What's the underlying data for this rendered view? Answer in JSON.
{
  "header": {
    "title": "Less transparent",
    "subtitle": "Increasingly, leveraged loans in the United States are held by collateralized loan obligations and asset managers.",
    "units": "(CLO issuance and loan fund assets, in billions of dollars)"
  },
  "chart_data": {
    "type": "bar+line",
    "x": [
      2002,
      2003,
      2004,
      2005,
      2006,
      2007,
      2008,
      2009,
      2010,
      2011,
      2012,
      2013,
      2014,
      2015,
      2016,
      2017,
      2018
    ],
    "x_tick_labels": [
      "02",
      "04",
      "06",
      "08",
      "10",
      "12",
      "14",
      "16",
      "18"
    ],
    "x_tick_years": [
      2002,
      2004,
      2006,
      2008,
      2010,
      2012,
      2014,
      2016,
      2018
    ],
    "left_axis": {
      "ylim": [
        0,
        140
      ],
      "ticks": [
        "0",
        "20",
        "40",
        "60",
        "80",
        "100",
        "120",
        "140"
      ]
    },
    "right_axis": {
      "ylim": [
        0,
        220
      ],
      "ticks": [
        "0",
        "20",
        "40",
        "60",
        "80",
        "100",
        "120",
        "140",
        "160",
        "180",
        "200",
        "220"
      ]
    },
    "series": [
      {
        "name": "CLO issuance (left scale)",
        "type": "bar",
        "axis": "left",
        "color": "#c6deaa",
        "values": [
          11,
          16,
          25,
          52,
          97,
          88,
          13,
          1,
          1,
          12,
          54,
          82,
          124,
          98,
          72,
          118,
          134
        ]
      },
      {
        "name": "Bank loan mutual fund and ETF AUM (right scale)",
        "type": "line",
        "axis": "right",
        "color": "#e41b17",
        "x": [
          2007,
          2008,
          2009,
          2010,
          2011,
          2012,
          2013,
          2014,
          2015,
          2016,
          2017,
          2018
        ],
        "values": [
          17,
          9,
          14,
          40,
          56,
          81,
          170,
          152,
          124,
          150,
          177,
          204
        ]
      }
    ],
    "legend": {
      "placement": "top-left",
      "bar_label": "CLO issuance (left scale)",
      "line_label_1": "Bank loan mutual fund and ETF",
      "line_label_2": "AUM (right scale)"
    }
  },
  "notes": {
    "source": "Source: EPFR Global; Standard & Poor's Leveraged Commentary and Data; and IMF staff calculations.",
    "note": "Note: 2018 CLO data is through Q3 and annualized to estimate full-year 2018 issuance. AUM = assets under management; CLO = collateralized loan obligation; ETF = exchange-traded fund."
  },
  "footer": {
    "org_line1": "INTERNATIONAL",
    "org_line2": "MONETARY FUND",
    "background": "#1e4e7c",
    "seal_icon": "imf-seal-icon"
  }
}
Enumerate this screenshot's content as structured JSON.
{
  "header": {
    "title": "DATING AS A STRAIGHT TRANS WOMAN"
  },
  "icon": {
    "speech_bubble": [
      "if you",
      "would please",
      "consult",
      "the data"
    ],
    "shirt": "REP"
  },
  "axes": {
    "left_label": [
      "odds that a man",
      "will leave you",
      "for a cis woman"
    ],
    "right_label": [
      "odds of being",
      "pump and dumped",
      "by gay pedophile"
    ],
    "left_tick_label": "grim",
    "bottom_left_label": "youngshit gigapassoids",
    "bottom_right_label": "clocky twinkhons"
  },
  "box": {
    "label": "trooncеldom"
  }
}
────────────────────────────────────────
## Exercise prompt
Repeat the line that contains "Enumerate this screenshot's", then every line after it until the records end, with nothing added.

## Exercise answer
Enumerate this screenshot's content as structured JSON.
{
  "header": {
    "title": "DATING AS A STRAIGHT TRANS WOMAN"
  },
  "icon": {
    "speech_bubble": [
      "if you",
      "would please",
      "consult",
      "the data"
    ],
    "shirt": "REP"
  },
  "axes": {
    "left_label": [
      "odds that a man",
      "will leave you",
      "for a cis woman"
    ],
    "right_label": [
      "odds of being",
      "pump and dumped",
      "by gay pedophile"
    ],
    "left_tick_label": "grim",
    "bottom_left_label": "youngshit gigapassoids",
    "bottom_right_label": "clocky twinkhons"
  },
  "box": {
    "label": "trooncеldom"
  }
}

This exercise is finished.